Aim ▸ Transcribe every line exactly and omit anything that is a picture.

[Source records]

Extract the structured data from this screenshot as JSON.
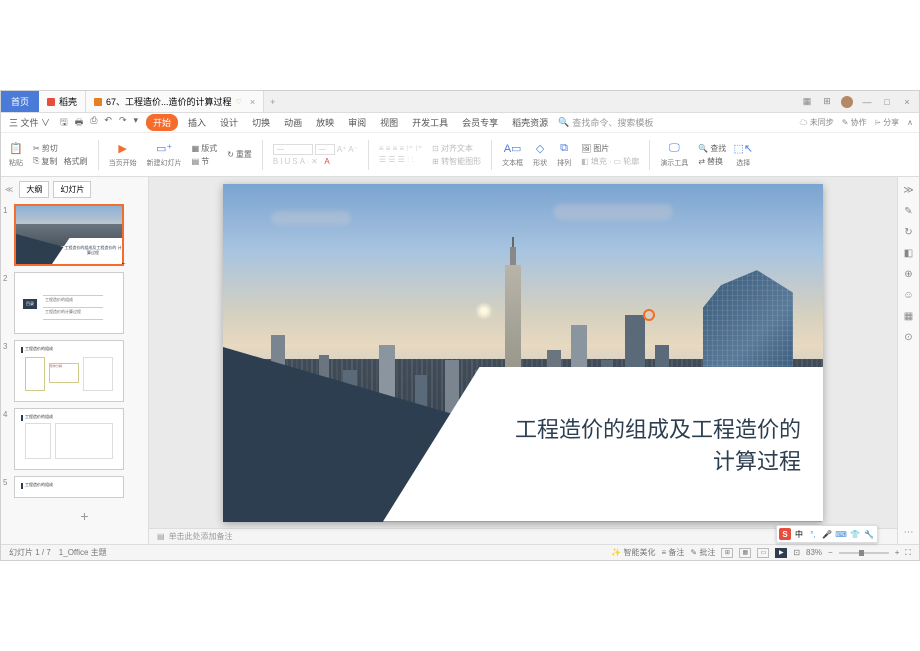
{
  "tabs": {
    "home": "首页",
    "doc1": "稻壳",
    "doc2": "67、工程造价...造价的计算过程",
    "add": "+"
  },
  "win": {
    "min": "—",
    "max": "□",
    "close": "×"
  },
  "menu_left": {
    "file": "三 文件 ∨"
  },
  "menu": {
    "start": "开始",
    "insert": "插入",
    "design": "设计",
    "trans": "切换",
    "anim": "动画",
    "show": "放映",
    "review": "审阅",
    "view": "视图",
    "dev": "开发工具",
    "member": "会员专享",
    "res": "稻壳资源"
  },
  "menu_right": {
    "search_icon": "🔍",
    "search_ph": "查找命令、搜索模板",
    "sync": "未同步",
    "coop": "协作",
    "share": "分享"
  },
  "ribbon": {
    "paste": "粘贴",
    "cut": "剪切",
    "copy": "复制",
    "format_painter": "格式刷",
    "from_current": "当页开始",
    "new_slide": "新建幻灯片",
    "layout": "版式",
    "section": "节",
    "reset": "重置",
    "font_ph": "—",
    "size_ph": "—",
    "align_text": "对齐文本",
    "text_box": "文本框",
    "shape": "形状",
    "arrange": "排列",
    "image": "图片",
    "tools": "演示工具",
    "find": "查找",
    "replace": "替换",
    "select": "选择"
  },
  "sidepanel": {
    "outline": "大纲",
    "slides": "幻灯片"
  },
  "thumbs": {
    "t1_text": "工程造价的组成及工程造价的\n计算过程",
    "t2_tag": "目录",
    "t2_l1": "工程造价的组成",
    "t2_l2": "工程造价的计算过程",
    "t3_title": "工程造价的组成",
    "t4_title": "工程造价的组成",
    "t5_title": "工程造价的组成"
  },
  "slide": {
    "title_l1": "工程造价的组成及工程造价的",
    "title_l2": "计算过程"
  },
  "notes": {
    "placeholder": "单击此处添加备注"
  },
  "status": {
    "slide_pos": "幻灯片 1 / 7",
    "theme": "1_Office 主题",
    "smart_beautify": "智能美化",
    "notes_btn": "备注",
    "comments_btn": "批注",
    "zoom": "83%"
  },
  "ime": {
    "s": "S",
    "zhong": "中"
  }
}
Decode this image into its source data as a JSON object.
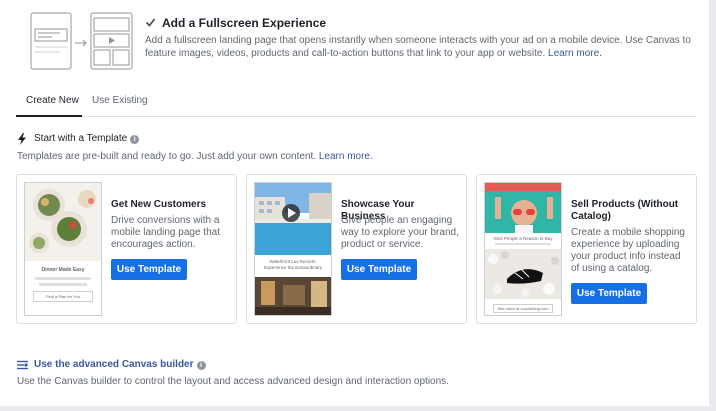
{
  "fullscreen": {
    "checked": true,
    "title": "Add a Fullscreen Experience",
    "description": "Add a fullscreen landing page that opens instantly when someone interacts with your ad on a mobile device. Use Canvas to feature images, videos, products and call-to-action buttons that link to your app or website.",
    "learn_more": "Learn more."
  },
  "tabs": [
    {
      "label": "Create New",
      "active": true
    },
    {
      "label": "Use Existing",
      "active": false
    }
  ],
  "template_section": {
    "title": "Start with a Template",
    "description": "Templates are pre-built and ready to go. Just add your own content.",
    "learn_more": "Learn more."
  },
  "cards": [
    {
      "title": "Get New Customers",
      "description": "Drive conversions with a mobile landing page that encourages action.",
      "button": "Use Template",
      "thumb_caption": "Dinner Made Easy",
      "thumb_button": "Find a Plan for You"
    },
    {
      "title": "Showcase Your Business",
      "description": "Give people an engaging way to explore your brand, product or service.",
      "button": "Use Template",
      "thumb_caption": "Waterfront Lux Resorts: Experience the Extraordinary"
    },
    {
      "title": "Sell Products (Without Catalog)",
      "description": "Create a mobile shopping experience by uploading your product info instead of using a catalog.",
      "button": "Use Template",
      "thumb_caption": "Give People a Reason to Buy",
      "thumb_button": "See more at ourclothing.com"
    }
  ],
  "advanced": {
    "title": "Use the advanced Canvas builder",
    "description": "Use the Canvas builder to control the layout and access advanced design and interaction options."
  },
  "colors": {
    "button_blue": "#166fe5",
    "link_blue": "#385898",
    "text_primary": "#1d2129",
    "text_secondary": "#606770"
  }
}
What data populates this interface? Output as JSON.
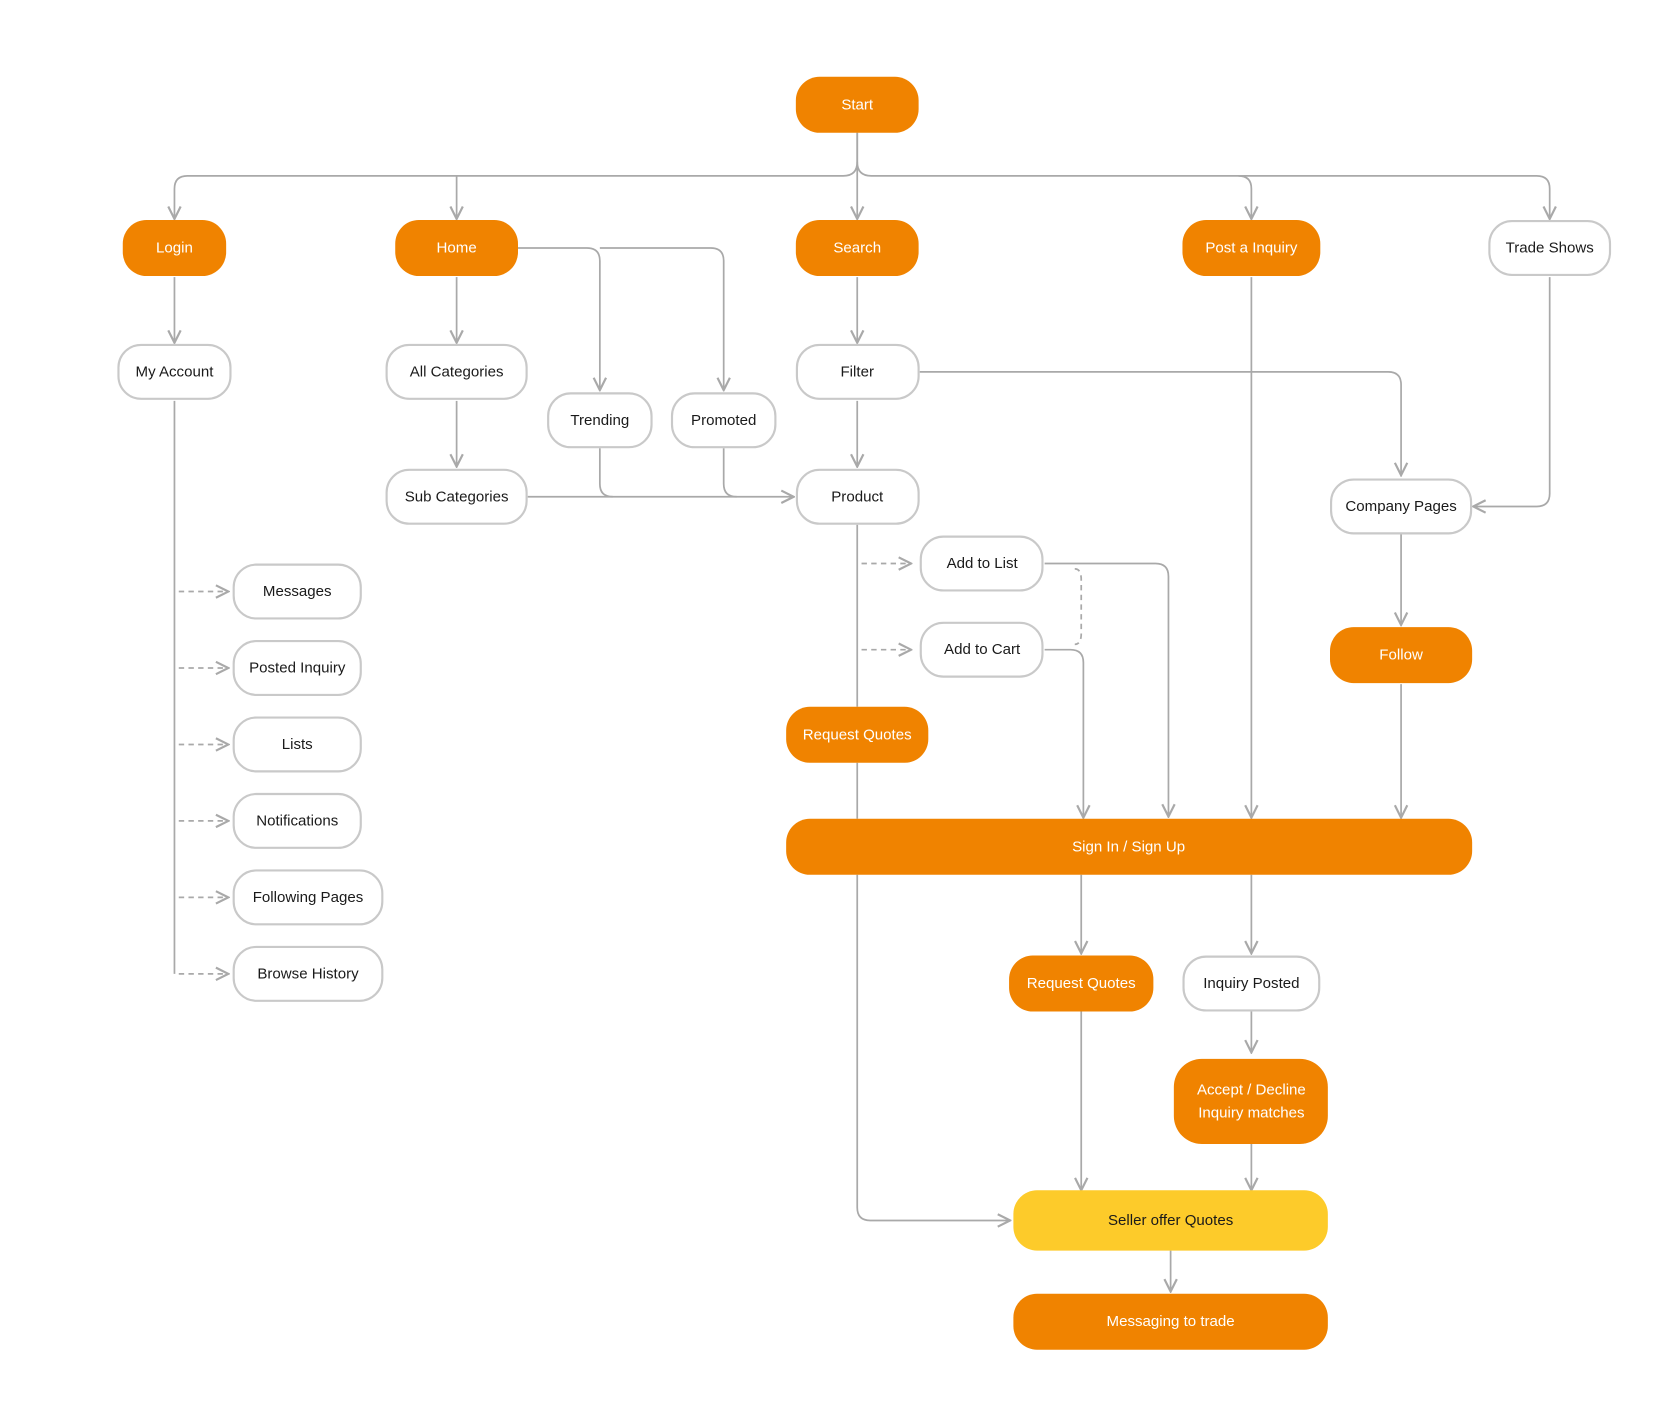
{
  "colors": {
    "primary": "#F08300",
    "highlight": "#FDCB2A",
    "connector": "#a9a9a9",
    "node_border": "#c9c9c9"
  },
  "nodes": {
    "start": "Start",
    "login": "Login",
    "home": "Home",
    "search": "Search",
    "post_inquiry": "Post a Inquiry",
    "trade_shows": "Trade Shows",
    "my_account": "My Account",
    "all_categories": "All Categories",
    "trending": "Trending",
    "promoted": "Promoted",
    "filter": "Filter",
    "sub_categories": "Sub Categories",
    "product": "Product",
    "company_pages": "Company Pages",
    "add_to_list": "Add to List",
    "add_to_cart": "Add to Cart",
    "follow": "Follow",
    "request_quotes": "Request Quotes",
    "sign_in": "Sign In / Sign Up",
    "messages": "Messages",
    "posted_inquiry": "Posted Inquiry",
    "lists": "Lists",
    "notifications": "Notifications",
    "following_pages": "Following Pages",
    "browse_history": "Browse History",
    "request_quotes_2": "Request Quotes",
    "inquiry_posted": "Inquiry Posted",
    "accept_decline_line1": "Accept / Decline",
    "accept_decline_line2": "Inquiry matches",
    "seller_offer_quotes": "Seller offer Quotes",
    "messaging_to_trade": "Messaging to trade"
  }
}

Correct result ▸
Extract the structured data from this screenshot as JSON.
{
  "tabs": {
    "home": "首页",
    "doc1": "稻壳",
    "doc2": "67、工程造价...造价的计算过程",
    "add": "+"
  },
  "win": {
    "min": "—",
    "max": "□",
    "close": "×"
  },
  "menu_left": {
    "file": "三 文件 ∨"
  },
  "menu": {
    "start": "开始",
    "insert": "插入",
    "design": "设计",
    "trans": "切换",
    "anim": "动画",
    "show": "放映",
    "review": "审阅",
    "view": "视图",
    "dev": "开发工具",
    "member": "会员专享",
    "res": "稻壳资源"
  },
  "menu_right": {
    "search_icon": "🔍",
    "search_ph": "查找命令、搜索模板",
    "sync": "未同步",
    "coop": "协作",
    "share": "分享"
  },
  "ribbon": {
    "paste": "粘贴",
    "cut": "剪切",
    "copy": "复制",
    "format_painter": "格式刷",
    "from_current": "当页开始",
    "new_slide": "新建幻灯片",
    "layout": "版式",
    "section": "节",
    "reset": "重置",
    "font_ph": "—",
    "size_ph": "—",
    "align_text": "对齐文本",
    "text_box": "文本框",
    "shape": "形状",
    "arrange": "排列",
    "image": "图片",
    "tools": "演示工具",
    "find": "查找",
    "replace": "替换",
    "select": "选择"
  },
  "sidepanel": {
    "outline": "大纲",
    "slides": "幻灯片"
  },
  "thumbs": {
    "t1_text": "工程造价的组成及工程造价的\n计算过程",
    "t2_tag": "目录",
    "t2_l1": "工程造价的组成",
    "t2_l2": "工程造价的计算过程",
    "t3_title": "工程造价的组成",
    "t4_title": "工程造价的组成",
    "t5_title": "工程造价的组成"
  },
  "slide": {
    "title_l1": "工程造价的组成及工程造价的",
    "title_l2": "计算过程"
  },
  "notes": {
    "placeholder": "单击此处添加备注"
  },
  "status": {
    "slide_pos": "幻灯片 1 / 7",
    "theme": "1_Office 主题",
    "smart_beautify": "智能美化",
    "notes_btn": "备注",
    "comments_btn": "批注",
    "zoom": "83%"
  },
  "ime": {
    "s": "S",
    "zhong": "中"
  }
}
Decode this image into its source data as a JSON object.
{
  "fullscreen": {
    "checked": true,
    "title": "Add a Fullscreen Experience",
    "description": "Add a fullscreen landing page that opens instantly when someone interacts with your ad on a mobile device. Use Canvas to feature images, videos, products and call-to-action buttons that link to your app or website.",
    "learn_more": "Learn more."
  },
  "tabs": [
    {
      "label": "Create New",
      "active": true
    },
    {
      "label": "Use Existing",
      "active": false
    }
  ],
  "template_section": {
    "title": "Start with a Template",
    "description": "Templates are pre-built and ready to go. Just add your own content.",
    "learn_more": "Learn more."
  },
  "cards": [
    {
      "title": "Get New Customers",
      "description": "Drive conversions with a mobile landing page that encourages action.",
      "button": "Use Template",
      "thumb_caption": "Dinner Made Easy",
      "thumb_button": "Find a Plan for You"
    },
    {
      "title": "Showcase Your Business",
      "description": "Give people an engaging way to explore your brand, product or service.",
      "button": "Use Template",
      "thumb_caption": "Waterfront Lux Resorts: Experience the Extraordinary"
    },
    {
      "title": "Sell Products (Without Catalog)",
      "description": "Create a mobile shopping experience by uploading your product info instead of using a catalog.",
      "button": "Use Template",
      "thumb_caption": "Give People a Reason to Buy",
      "thumb_button": "See more at ourclothing.com"
    }
  ],
  "advanced": {
    "title": "Use the advanced Canvas builder",
    "description": "Use the Canvas builder to control the layout and access advanced design and interaction options."
  },
  "colors": {
    "button_blue": "#166fe5",
    "link_blue": "#385898",
    "text_primary": "#1d2129",
    "text_secondary": "#606770"
  }
}
What data populates this interface? Output as JSON.
{
  "colors": {
    "primary": "#F08300",
    "highlight": "#FDCB2A",
    "connector": "#a9a9a9",
    "node_border": "#c9c9c9"
  },
  "nodes": {
    "start": "Start",
    "login": "Login",
    "home": "Home",
    "search": "Search",
    "post_inquiry": "Post a Inquiry",
    "trade_shows": "Trade Shows",
    "my_account": "My Account",
    "all_categories": "All Categories",
    "trending": "Trending",
    "promoted": "Promoted",
    "filter": "Filter",
    "sub_categories": "Sub Categories",
    "product": "Product",
    "company_pages": "Company Pages",
    "add_to_list": "Add to List",
    "add_to_cart": "Add to Cart",
    "follow": "Follow",
    "request_quotes": "Request Quotes",
    "sign_in": "Sign In / Sign Up",
    "messages": "Messages",
    "posted_inquiry": "Posted Inquiry",
    "lists": "Lists",
    "notifications": "Notifications",
    "following_pages": "Following Pages",
    "browse_history": "Browse History",
    "request_quotes_2": "Request Quotes",
    "inquiry_posted": "Inquiry Posted",
    "accept_decline_line1": "Accept / Decline",
    "accept_decline_line2": "Inquiry matches",
    "seller_offer_quotes": "Seller offer Quotes",
    "messaging_to_trade": "Messaging to trade"
  }
}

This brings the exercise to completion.